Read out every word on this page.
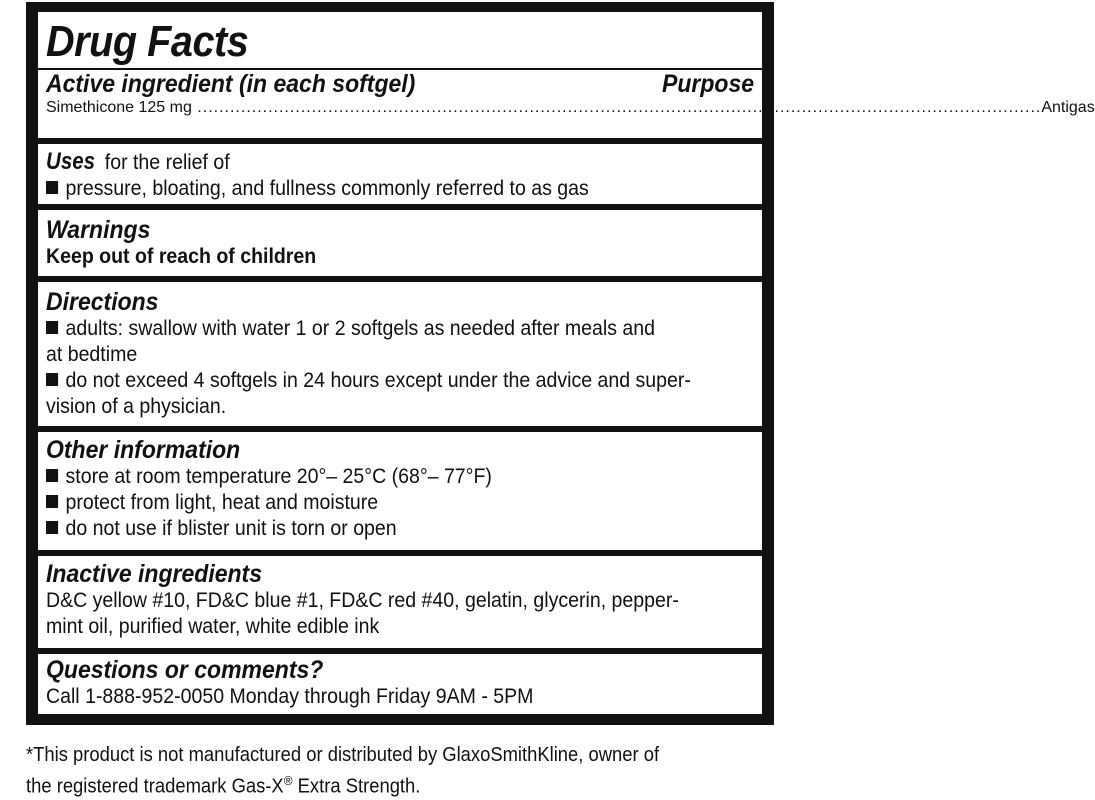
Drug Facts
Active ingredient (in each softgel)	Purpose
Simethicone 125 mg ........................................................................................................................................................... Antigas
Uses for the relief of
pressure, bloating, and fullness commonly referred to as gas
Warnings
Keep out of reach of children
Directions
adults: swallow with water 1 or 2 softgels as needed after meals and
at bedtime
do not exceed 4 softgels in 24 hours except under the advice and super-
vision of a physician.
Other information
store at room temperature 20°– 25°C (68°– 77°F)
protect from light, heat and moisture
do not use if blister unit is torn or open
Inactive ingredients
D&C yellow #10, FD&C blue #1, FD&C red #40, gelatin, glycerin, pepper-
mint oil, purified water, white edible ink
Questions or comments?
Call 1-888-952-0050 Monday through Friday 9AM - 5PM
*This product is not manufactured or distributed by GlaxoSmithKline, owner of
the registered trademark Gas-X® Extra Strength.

§

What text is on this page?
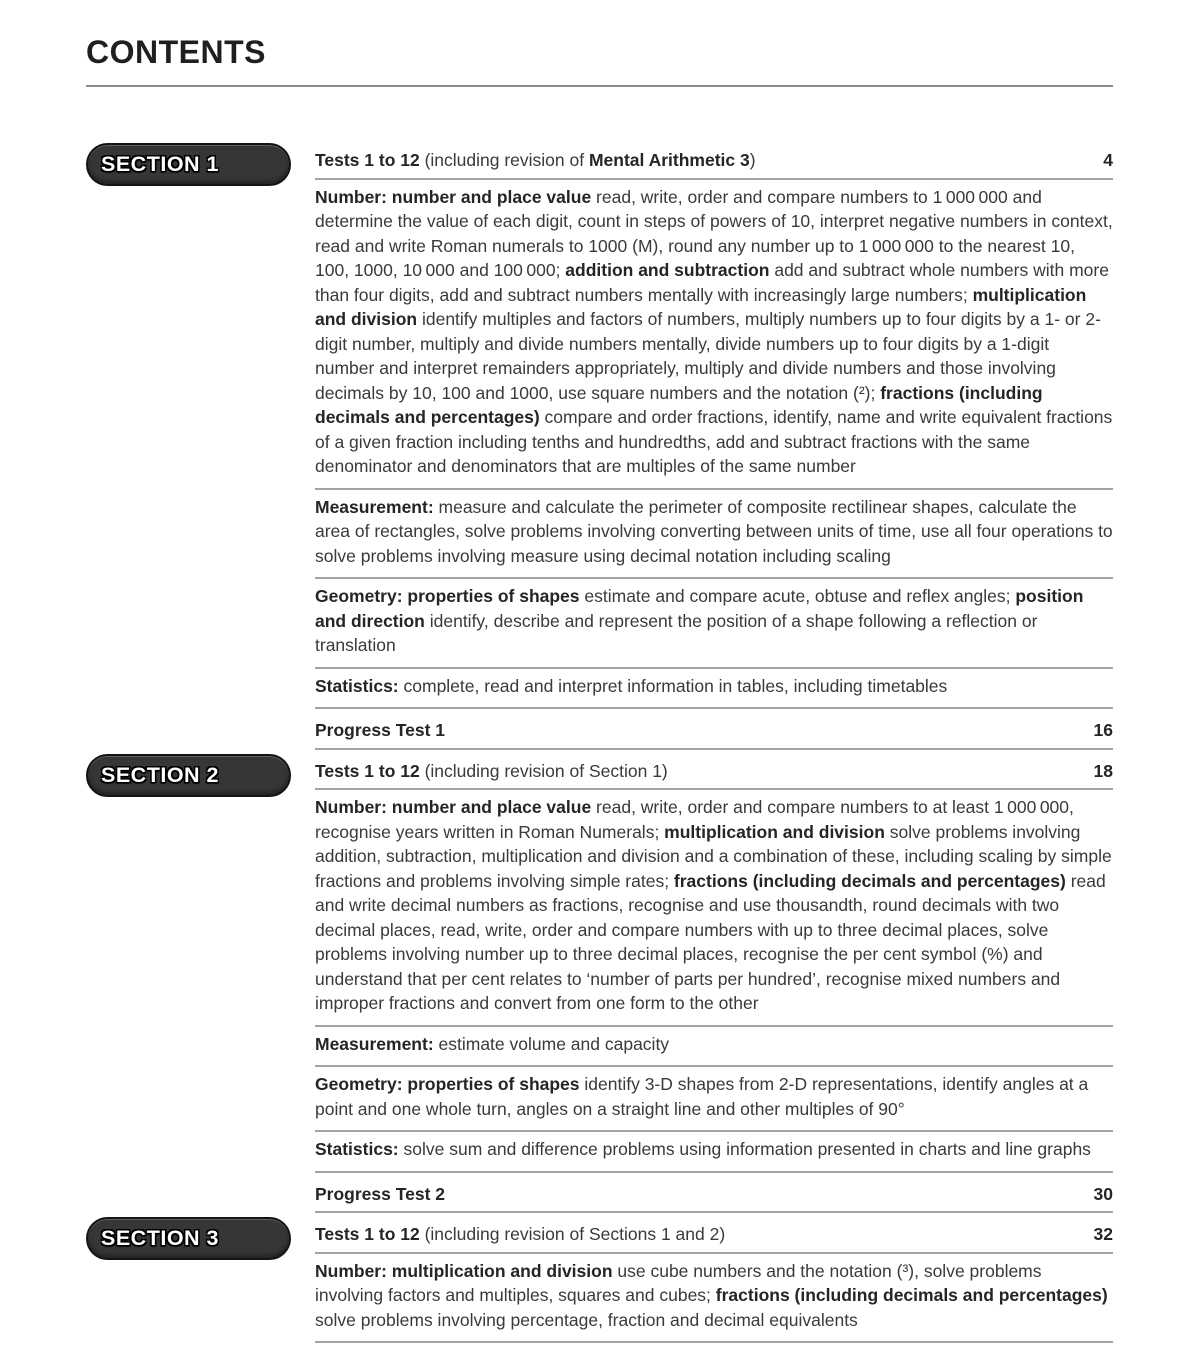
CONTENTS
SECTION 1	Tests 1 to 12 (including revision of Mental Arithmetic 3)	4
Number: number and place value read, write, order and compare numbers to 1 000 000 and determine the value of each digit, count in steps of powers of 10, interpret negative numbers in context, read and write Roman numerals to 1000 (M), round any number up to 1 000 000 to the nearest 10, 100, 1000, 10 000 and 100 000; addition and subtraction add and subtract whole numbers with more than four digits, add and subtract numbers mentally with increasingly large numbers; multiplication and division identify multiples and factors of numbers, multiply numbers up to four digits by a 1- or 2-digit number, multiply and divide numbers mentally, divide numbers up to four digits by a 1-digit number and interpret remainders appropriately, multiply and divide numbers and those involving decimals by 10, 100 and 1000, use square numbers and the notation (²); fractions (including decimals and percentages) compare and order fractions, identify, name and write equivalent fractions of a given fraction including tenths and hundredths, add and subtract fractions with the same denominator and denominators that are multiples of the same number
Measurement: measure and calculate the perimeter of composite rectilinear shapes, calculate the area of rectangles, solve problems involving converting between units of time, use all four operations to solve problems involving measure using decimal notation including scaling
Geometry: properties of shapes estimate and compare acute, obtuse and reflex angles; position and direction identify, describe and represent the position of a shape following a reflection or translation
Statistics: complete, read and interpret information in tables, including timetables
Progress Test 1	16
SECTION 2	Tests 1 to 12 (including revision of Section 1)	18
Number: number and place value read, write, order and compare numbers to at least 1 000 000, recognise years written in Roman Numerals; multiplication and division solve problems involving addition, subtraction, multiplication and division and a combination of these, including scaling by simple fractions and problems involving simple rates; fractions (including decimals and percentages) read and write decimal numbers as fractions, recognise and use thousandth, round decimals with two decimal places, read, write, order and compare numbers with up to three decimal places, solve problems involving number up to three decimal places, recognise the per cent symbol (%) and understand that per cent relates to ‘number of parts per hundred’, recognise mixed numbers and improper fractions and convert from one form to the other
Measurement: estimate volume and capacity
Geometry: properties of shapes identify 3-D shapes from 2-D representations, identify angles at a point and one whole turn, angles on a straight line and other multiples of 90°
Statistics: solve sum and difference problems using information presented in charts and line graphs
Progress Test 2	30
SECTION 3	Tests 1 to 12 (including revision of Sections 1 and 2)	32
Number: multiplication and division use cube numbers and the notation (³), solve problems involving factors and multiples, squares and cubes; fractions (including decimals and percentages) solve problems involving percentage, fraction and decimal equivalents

§

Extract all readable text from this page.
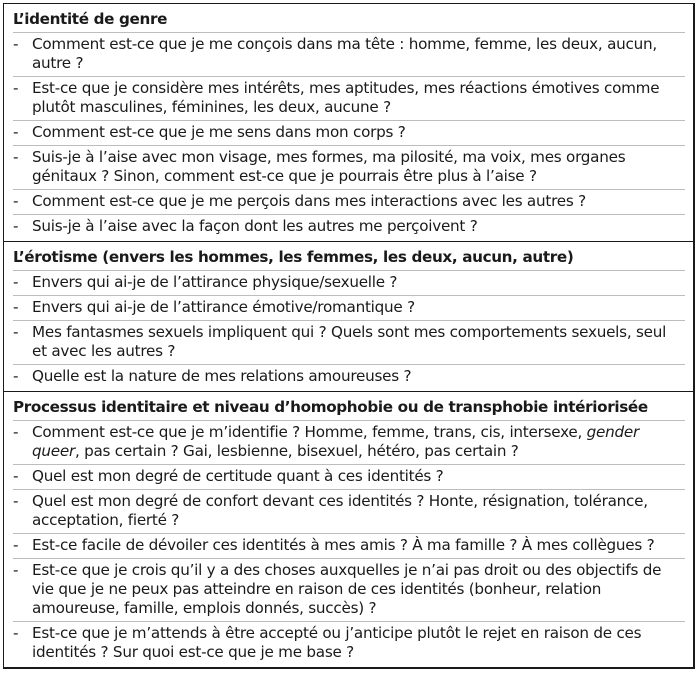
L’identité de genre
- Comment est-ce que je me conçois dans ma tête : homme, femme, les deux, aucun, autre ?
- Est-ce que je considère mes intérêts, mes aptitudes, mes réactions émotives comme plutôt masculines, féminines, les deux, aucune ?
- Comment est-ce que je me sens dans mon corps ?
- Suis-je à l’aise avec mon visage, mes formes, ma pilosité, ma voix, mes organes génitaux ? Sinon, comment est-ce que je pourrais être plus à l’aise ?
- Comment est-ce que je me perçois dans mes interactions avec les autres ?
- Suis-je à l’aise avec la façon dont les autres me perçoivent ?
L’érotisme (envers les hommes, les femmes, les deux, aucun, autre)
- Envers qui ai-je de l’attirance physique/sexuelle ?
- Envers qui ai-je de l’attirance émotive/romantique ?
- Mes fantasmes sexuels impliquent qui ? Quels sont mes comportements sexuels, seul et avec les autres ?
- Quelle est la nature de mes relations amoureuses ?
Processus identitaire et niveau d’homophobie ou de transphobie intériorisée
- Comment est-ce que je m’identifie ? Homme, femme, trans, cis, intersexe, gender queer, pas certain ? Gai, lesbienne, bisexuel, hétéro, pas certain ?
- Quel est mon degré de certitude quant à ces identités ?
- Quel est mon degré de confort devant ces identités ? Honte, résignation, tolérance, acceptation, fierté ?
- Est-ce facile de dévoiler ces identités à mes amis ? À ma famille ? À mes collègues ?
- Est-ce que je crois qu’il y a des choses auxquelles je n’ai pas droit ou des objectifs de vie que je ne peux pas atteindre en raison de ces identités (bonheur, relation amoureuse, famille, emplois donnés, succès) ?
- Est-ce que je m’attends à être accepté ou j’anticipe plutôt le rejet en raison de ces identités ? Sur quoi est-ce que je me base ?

§

_Instructions to follow_
Isolate the lines that hold the word "avec" and copy all of them.

_Result of this task_
- Suis-je à l’aise avec mon visage, mes formes, ma pilosité, ma voix, mes organes génitaux ? Sinon, comment est-ce que je pourrais être plus à l’aise ?
- Comment est-ce que je me perçois dans mes interactions avec les autres ?
- Suis-je à l’aise avec la façon dont les autres me perçoivent ?
- Mes fantasmes sexuels impliquent qui ? Quels sont mes comportements sexuels, seul et avec les autres ?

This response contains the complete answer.